It’s time to name the best cheesecake. Cheesecake, of course, is shorthand for New York cheesecake, which for some is a roundabout way of saying creamy like an old-school Lindy’s slice, or ricotta-rich in Little Italy, or tart and crumbly on a diner plate, or cool and crust-free like a Baby Watson at the beginning of Ed Koch’s second term. In other words, several variations on a theme. Here are the city’s most compelling, circa now.
2. Eileen’s Special Cheesecake
17 Cleveland Pl., nr. Kenmare St.; 212-966-5585
This cramped Cleveland Place institution was dealing full-size and puckish mini-cheesecake tarts entire decades before real-estate speculators concocted the word Nolita. The house special is still fluffy after all these years, and the kitchen keeps a dizzying array of varieties that encompass trendiness (salted caramel, red velvet) and beyond (piña colada, tofu) in stock. Customers in SUVs with Jersey plates still double-park on Kenmare and try to sneak away with the 12-flavor sampler before NYPD Traffic comes around, and it’s sometimes hard to maneuver around the out-of-towners lugging fancy cameras and bags of flash gear, so assertiveness is crucial. Despite its late-breaking forays into meme culture, Eileen’s remains a destination for excellent, beautifully un-hip cheesecake. We hope it never changes.
════════════════
Directives:
a) Answer these questions about the cheesecake text:
(i) What is cheesecake said to be shorthand for?
(ii) What phone number is listed for Eileen's Special Cheesecake?
(iii) Which two flavors are given as examples of trendiness?
b) Please change "candle" to "candlestick" in the stored records, covering everything from the line with "volume-bar [401,1820,420,1863]" down to the line with "volume-bar [304,1800,323,1863]", and give back only those lines with nothing else altered.

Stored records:
════════════════
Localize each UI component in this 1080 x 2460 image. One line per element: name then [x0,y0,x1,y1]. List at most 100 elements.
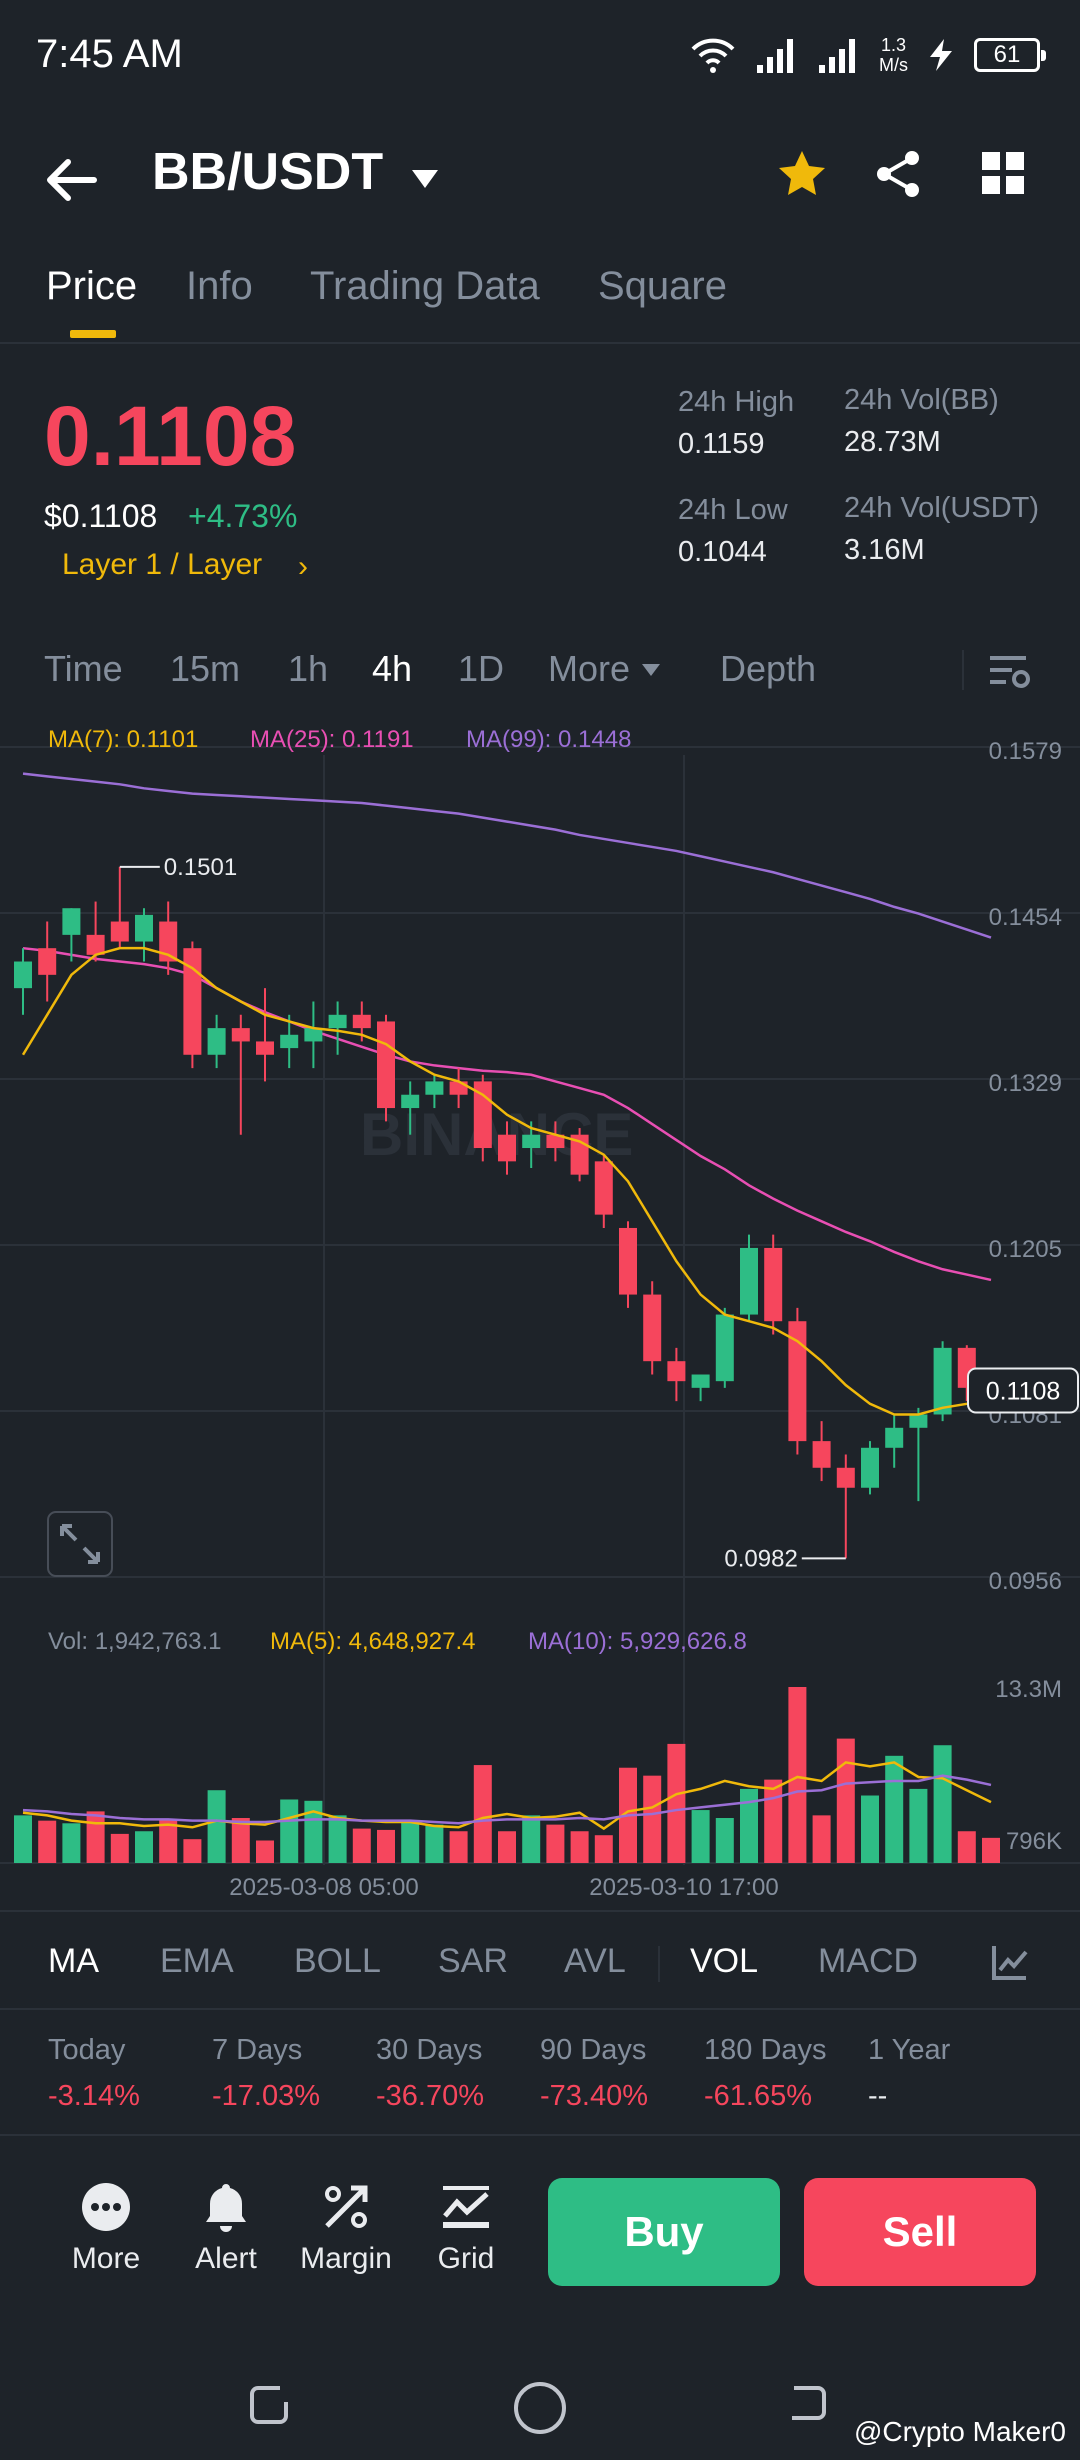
volume-bar [401,1820,420,1863]
candle [667,1347,686,1402]
perf-label-180d: 180 Days [704,2034,827,2066]
ind-vol[interactable]: VOL [690,1942,759,1980]
volume-bar [667,1743,686,1863]
pair-title[interactable]: BB/USDT [152,143,384,201]
volume-bar [304,1800,323,1863]
current-price-box [967,1367,1079,1414]
candle [715,1307,734,1388]
volume-bar [14,1815,32,1863]
volume-bar [715,1818,734,1863]
indicator-settings-icon[interactable] [990,1942,1030,1982]
candle [86,901,105,962]
tab-info[interactable]: Info [186,264,253,308]
interval-15m[interactable]: 15m [170,648,241,689]
vol-ma10-polyline [22,1774,992,1825]
candle [14,948,32,1015]
volume-bar [885,1755,904,1863]
interval-depth[interactable]: Depth [720,648,817,689]
active-tab-indicator [70,330,116,338]
grid-bot-icon [443,2186,489,2228]
interval-4h[interactable]: 4h [372,648,413,689]
share-icon[interactable] [874,148,924,200]
candle [643,1281,662,1375]
usd-price: $0.1108 [44,498,158,534]
vol-quote-value: 3.16M [844,534,925,566]
ind-avl[interactable]: AVL [564,1942,626,1980]
low-marker-label: 0.0982 [724,1545,797,1572]
category-link[interactable]: Layer 1 / Layer [62,548,263,581]
top-tabs: Price Info Trading Data Square [0,258,1080,344]
more-button[interactable]: More [56,2180,156,2276]
recents-icon[interactable] [246,2382,292,2428]
candle [135,908,153,962]
buy-button[interactable]: Buy [548,2178,780,2286]
volume-bar [643,1775,662,1863]
low-label: 24h Low [678,494,788,526]
volume-bar [183,1839,202,1863]
low-value: 0.1044 [678,536,767,568]
x-tick-label: 2025-03-08 05:00 [229,1874,419,1900]
vol-quote-label: 24h Vol(USDT) [844,492,1040,524]
chart-labels: 0.1501 0.0982 0.1108 [119,854,1079,1572]
perf-label-today: Today [48,2034,126,2066]
ind-ma[interactable]: MA [48,1942,99,1980]
watermark-text: @Crypto Maker0 [853,2416,1066,2447]
candle [885,1414,904,1468]
volume-bar [62,1823,81,1863]
tab-trading-data[interactable]: Trading Data [310,264,540,308]
candle [159,901,178,975]
perf-value-30d: -36.70% [376,2080,485,2112]
chart-settings-icon[interactable] [988,652,1032,692]
ind-macd[interactable]: MACD [818,1942,919,1980]
interval-1h[interactable]: 1h [288,648,329,689]
vol-tick-label: 796K [1006,1828,1062,1855]
more-caret-icon[interactable] [640,662,662,678]
margin-icon [325,2185,368,2228]
charging-icon [930,39,952,71]
alert-button[interactable]: Alert [176,2180,276,2276]
volume-bar [957,1831,976,1863]
perf-value-1y: -- [868,2080,888,2112]
more-label: More [71,2242,141,2275]
volume-bar [498,1831,516,1863]
perf-label-90d: 90 Days [540,2034,647,2066]
candle [498,1121,516,1175]
y-tick-label: 0.0956 [989,1568,1062,1595]
candle [691,1374,710,1402]
vol-ma5-polyline [22,1761,992,1831]
volume-ma-lines: 13.3M 796K 2025-03-08 05:00 2025-03-10 17:0… [22,1676,1062,1900]
grid-layout-icon[interactable] [980,150,1026,196]
chevron-right-icon[interactable]: › [298,550,308,583]
y-tick-label: 0.1579 [989,738,1062,765]
expand-icon[interactable] [47,1511,113,1577]
ind-sar[interactable]: SAR [438,1942,508,1980]
back-nav-icon[interactable] [784,2382,830,2428]
tab-square[interactable]: Square [598,264,727,308]
tab-price[interactable]: Price [46,264,138,308]
grid-button[interactable]: Grid [416,2180,516,2276]
high-label: 24h High [678,386,795,418]
candle [861,1441,879,1495]
volume-bar [764,1779,783,1863]
candle [570,1128,589,1182]
ind-boll[interactable]: BOLL [294,1942,381,1980]
speed-value: 1.3 [880,35,907,55]
system-nav-bar: @Crypto Maker0 [0,2330,1080,2460]
interval-time[interactable]: Time [44,648,123,689]
ind-ema[interactable]: EMA [160,1942,234,1980]
margin-button[interactable]: Margin [296,2180,396,2276]
back-arrow-icon[interactable] [42,150,102,210]
candle [401,1081,420,1135]
candle [836,1454,855,1559]
interval-more[interactable]: More [548,648,631,689]
chevron-down-icon[interactable] [408,164,442,194]
home-icon[interactable] [512,2380,568,2436]
candle [38,921,57,1002]
signal-icon-2 [819,39,855,73]
interval-1d[interactable]: 1D [458,648,505,689]
sell-button[interactable]: Sell [804,2178,1036,2286]
favorite-star-icon[interactable] [776,148,828,200]
ma7-legend: MA(7): 0.1101 [48,726,198,753]
volume-bar [836,1738,855,1863]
════════════════
In response:
a)
(i) New York cheesecake
(ii) 212-966-5585
(iii) Salted caramel and red velvet

b)
volume-bar [401,1820,420,1863]
candlestick [667,1347,686,1402]
perf-label-180d: 180 Days [704,2034,827,2066]
ind-vol[interactable]: VOL [690,1942,759,1980]
volume-bar [667,1743,686,1863]
pair-title[interactable]: BB/USDT [152,143,384,201]
volume-bar [304,1800,323,1863]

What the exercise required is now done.